# Brief
Identify the lines that contain the string "name" and report only how many there are.

* BEGIN Input data *

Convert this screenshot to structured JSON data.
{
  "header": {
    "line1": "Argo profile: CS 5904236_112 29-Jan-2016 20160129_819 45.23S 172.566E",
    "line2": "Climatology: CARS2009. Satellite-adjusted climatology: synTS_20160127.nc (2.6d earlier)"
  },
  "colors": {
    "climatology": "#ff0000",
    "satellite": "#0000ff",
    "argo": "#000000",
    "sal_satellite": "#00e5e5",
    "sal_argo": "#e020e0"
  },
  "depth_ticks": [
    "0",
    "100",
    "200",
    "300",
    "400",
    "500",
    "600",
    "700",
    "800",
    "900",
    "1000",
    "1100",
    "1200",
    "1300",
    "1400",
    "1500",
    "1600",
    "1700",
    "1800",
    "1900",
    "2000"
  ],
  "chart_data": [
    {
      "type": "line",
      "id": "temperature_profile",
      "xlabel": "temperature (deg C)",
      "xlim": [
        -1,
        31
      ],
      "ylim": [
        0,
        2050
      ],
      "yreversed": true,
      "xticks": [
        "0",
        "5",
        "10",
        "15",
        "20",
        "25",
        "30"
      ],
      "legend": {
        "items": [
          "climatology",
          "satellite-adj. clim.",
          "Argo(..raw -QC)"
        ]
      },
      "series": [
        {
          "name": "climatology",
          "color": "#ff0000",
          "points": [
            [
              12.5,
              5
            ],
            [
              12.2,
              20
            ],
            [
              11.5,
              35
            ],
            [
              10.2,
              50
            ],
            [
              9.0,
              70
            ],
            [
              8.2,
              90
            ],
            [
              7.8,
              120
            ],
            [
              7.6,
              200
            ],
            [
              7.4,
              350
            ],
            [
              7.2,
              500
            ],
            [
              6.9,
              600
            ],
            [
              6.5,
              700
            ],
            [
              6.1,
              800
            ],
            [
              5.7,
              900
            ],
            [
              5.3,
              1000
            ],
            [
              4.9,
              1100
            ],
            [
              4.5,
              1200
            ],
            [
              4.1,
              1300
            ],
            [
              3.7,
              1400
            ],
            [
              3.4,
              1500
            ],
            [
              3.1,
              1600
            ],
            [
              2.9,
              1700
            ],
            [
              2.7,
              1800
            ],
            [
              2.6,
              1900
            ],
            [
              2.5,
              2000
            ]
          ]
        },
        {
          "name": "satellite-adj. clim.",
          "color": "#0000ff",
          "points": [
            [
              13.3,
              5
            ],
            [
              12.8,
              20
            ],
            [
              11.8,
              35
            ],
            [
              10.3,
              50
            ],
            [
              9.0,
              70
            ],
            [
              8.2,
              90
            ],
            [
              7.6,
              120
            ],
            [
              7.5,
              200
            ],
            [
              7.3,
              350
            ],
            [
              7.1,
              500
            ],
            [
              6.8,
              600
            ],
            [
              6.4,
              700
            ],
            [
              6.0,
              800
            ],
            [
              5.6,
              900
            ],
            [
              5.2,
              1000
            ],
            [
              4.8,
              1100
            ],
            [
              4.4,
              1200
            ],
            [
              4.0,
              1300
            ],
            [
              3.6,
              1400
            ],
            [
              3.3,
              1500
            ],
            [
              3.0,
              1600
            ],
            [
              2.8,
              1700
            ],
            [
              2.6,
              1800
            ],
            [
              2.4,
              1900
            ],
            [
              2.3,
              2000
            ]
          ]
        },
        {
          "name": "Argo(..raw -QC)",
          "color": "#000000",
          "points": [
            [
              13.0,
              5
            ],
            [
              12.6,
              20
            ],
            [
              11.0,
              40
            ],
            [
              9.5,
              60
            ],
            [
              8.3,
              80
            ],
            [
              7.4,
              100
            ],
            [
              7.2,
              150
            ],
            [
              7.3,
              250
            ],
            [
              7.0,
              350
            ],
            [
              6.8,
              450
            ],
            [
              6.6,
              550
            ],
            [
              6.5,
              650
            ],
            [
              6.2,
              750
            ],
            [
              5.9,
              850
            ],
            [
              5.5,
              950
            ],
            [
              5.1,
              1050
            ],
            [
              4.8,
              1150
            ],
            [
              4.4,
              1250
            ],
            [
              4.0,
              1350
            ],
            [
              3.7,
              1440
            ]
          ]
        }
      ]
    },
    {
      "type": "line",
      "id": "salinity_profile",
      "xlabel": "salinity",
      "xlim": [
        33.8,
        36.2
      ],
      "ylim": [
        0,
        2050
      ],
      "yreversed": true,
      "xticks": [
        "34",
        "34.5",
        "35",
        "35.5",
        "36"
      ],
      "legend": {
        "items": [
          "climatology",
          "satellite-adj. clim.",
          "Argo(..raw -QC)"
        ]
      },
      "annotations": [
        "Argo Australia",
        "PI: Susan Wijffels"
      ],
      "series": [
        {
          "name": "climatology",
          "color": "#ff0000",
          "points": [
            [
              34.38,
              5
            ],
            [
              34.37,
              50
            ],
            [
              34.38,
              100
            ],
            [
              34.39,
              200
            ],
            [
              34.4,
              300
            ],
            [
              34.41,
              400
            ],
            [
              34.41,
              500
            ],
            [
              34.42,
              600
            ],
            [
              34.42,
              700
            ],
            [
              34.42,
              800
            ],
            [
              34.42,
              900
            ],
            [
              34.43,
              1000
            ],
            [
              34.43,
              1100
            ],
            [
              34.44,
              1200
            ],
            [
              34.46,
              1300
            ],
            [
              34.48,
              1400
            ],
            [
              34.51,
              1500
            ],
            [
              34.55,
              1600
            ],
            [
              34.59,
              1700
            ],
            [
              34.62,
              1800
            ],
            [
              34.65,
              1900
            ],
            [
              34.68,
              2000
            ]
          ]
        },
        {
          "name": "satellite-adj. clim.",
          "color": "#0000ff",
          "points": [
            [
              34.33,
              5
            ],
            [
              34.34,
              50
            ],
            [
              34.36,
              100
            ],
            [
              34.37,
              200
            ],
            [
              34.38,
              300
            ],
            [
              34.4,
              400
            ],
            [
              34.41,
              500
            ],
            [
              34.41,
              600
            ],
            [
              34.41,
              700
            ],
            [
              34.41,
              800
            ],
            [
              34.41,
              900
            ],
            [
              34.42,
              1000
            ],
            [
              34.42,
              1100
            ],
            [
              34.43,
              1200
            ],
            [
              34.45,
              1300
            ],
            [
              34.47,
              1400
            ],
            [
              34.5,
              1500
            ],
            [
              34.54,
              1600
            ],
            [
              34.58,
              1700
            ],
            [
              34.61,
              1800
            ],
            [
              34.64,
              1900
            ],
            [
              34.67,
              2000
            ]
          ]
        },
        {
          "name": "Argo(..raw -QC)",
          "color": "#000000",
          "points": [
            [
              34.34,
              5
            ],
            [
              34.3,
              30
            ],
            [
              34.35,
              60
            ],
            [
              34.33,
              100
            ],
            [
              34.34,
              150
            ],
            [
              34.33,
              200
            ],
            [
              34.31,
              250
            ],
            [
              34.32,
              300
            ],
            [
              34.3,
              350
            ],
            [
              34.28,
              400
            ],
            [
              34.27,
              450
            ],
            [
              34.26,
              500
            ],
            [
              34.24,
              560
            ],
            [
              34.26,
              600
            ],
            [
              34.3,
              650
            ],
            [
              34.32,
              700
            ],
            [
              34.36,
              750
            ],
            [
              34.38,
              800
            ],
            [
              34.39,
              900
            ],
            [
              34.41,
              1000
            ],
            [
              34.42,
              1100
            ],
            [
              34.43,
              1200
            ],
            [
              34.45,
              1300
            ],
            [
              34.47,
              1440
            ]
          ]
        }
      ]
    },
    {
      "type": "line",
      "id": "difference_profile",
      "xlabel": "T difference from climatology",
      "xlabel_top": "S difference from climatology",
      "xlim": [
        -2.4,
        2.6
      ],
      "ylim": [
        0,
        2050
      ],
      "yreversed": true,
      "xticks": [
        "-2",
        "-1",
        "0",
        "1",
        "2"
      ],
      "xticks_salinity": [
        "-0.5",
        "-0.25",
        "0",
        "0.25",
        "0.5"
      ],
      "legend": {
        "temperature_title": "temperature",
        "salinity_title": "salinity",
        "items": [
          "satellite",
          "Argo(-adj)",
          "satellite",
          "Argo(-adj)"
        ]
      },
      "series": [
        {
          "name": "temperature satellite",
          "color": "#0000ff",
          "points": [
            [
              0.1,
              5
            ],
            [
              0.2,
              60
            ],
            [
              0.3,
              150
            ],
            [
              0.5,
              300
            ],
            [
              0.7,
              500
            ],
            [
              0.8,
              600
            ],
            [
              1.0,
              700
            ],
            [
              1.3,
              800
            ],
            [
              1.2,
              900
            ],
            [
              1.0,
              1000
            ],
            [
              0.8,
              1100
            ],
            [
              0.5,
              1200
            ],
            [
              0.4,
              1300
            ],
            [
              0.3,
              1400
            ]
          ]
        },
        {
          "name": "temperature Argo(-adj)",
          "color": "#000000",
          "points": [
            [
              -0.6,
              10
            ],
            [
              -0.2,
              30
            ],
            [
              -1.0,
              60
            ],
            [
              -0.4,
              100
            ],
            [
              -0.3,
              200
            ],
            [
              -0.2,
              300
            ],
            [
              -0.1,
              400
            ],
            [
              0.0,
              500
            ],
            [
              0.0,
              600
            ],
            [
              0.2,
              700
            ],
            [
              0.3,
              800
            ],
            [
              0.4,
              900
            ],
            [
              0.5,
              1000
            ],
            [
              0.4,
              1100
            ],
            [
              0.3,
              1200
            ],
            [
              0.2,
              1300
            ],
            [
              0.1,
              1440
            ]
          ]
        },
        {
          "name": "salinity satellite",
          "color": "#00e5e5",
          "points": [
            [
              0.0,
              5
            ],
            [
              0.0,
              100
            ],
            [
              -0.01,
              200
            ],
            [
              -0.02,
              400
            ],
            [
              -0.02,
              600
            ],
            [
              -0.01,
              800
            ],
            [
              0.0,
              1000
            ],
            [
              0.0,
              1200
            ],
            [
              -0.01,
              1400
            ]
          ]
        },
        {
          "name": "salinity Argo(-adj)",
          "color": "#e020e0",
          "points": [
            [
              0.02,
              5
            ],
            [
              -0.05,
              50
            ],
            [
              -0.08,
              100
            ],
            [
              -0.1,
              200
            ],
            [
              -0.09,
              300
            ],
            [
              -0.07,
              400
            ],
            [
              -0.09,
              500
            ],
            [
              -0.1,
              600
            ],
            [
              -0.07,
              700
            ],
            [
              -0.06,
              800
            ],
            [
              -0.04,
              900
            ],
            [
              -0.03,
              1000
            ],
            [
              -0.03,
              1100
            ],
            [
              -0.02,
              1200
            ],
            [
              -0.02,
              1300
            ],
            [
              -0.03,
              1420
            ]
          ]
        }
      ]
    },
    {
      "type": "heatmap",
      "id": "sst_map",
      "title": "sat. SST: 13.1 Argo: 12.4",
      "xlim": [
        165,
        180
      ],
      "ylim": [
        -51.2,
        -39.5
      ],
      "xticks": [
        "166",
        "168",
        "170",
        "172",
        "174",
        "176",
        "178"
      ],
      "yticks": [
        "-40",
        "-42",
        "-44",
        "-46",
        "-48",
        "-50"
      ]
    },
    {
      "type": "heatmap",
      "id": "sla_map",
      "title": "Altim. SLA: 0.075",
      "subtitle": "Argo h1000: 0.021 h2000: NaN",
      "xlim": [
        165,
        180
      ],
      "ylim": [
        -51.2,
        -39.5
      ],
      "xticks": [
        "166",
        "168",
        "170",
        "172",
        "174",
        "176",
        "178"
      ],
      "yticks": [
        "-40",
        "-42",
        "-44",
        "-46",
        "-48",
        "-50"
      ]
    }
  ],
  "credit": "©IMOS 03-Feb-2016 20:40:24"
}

* END Input data *

# Task answer
10